» **INPUT**
□ □ □ □
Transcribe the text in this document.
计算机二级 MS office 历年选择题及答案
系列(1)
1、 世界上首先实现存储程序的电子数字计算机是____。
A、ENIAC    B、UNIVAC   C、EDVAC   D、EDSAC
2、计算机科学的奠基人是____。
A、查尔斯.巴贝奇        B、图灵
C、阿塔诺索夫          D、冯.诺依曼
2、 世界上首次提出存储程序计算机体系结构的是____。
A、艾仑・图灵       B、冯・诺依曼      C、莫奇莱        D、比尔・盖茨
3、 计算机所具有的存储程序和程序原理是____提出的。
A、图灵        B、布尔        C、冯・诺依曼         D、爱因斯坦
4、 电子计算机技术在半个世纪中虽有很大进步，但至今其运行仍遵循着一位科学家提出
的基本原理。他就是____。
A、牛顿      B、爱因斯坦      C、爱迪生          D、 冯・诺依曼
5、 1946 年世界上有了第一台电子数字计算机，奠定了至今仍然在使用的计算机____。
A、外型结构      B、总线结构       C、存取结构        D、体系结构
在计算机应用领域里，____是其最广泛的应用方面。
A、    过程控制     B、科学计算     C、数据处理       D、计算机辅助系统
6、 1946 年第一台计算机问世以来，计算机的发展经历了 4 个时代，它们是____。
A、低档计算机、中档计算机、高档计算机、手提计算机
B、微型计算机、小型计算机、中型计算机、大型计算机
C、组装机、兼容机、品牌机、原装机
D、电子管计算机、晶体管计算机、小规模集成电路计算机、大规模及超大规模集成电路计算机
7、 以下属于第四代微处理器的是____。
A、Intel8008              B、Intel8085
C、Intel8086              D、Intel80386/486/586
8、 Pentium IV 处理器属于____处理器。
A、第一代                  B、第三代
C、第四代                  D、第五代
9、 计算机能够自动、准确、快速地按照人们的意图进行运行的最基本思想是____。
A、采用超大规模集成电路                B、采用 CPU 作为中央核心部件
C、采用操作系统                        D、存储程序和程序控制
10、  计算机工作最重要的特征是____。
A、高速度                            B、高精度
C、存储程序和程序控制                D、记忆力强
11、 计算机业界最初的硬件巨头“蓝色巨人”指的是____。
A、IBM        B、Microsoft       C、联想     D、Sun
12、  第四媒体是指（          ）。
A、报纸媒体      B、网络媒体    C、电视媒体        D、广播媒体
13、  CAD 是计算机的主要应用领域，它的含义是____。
□ □ □ □
» **EXERCISE INSTRUCTIONS**
Reproduce the listing above verbatim, from first line to last.

» **TASK ANSWER**
Transcribe the text in this document.
计算机二级 MS office 历年选择题及答案
系列(1)
1、 世界上首先实现存储程序的电子数字计算机是____。
A、ENIAC    B、UNIVAC   C、EDVAC   D、EDSAC
2、计算机科学的奠基人是____。
A、查尔斯.巴贝奇        B、图灵
C、阿塔诺索夫          D、冯.诺依曼
2、 世界上首次提出存储程序计算机体系结构的是____。
A、艾仑・图灵       B、冯・诺依曼      C、莫奇莱        D、比尔・盖茨
3、 计算机所具有的存储程序和程序原理是____提出的。
A、图灵        B、布尔        C、冯・诺依曼         D、爱因斯坦
4、 电子计算机技术在半个世纪中虽有很大进步，但至今其运行仍遵循着一位科学家提出
的基本原理。他就是____。
A、牛顿      B、爱因斯坦      C、爱迪生          D、 冯・诺依曼
5、 1946 年世界上有了第一台电子数字计算机，奠定了至今仍然在使用的计算机____。
A、外型结构      B、总线结构       C、存取结构        D、体系结构
在计算机应用领域里，____是其最广泛的应用方面。
A、    过程控制     B、科学计算     C、数据处理       D、计算机辅助系统
6、 1946 年第一台计算机问世以来，计算机的发展经历了 4 个时代，它们是____。
A、低档计算机、中档计算机、高档计算机、手提计算机
B、微型计算机、小型计算机、中型计算机、大型计算机
C、组装机、兼容机、品牌机、原装机
D、电子管计算机、晶体管计算机、小规模集成电路计算机、大规模及超大规模集成电路计算机
7、 以下属于第四代微处理器的是____。
A、Intel8008              B、Intel8085
C、Intel8086              D、Intel80386/486/586
8、 Pentium IV 处理器属于____处理器。
A、第一代                  B、第三代
C、第四代                  D、第五代
9、 计算机能够自动、准确、快速地按照人们的意图进行运行的最基本思想是____。
A、采用超大规模集成电路                B、采用 CPU 作为中央核心部件
C、采用操作系统                        D、存储程序和程序控制
10、  计算机工作最重要的特征是____。
A、高速度                            B、高精度
C、存储程序和程序控制                D、记忆力强
11、 计算机业界最初的硬件巨头“蓝色巨人”指的是____。
A、IBM        B、Microsoft       C、联想     D、Sun
12、  第四媒体是指（          ）。
A、报纸媒体      B、网络媒体    C、电视媒体        D、广播媒体
13、  CAD 是计算机的主要应用领域，它的含义是____。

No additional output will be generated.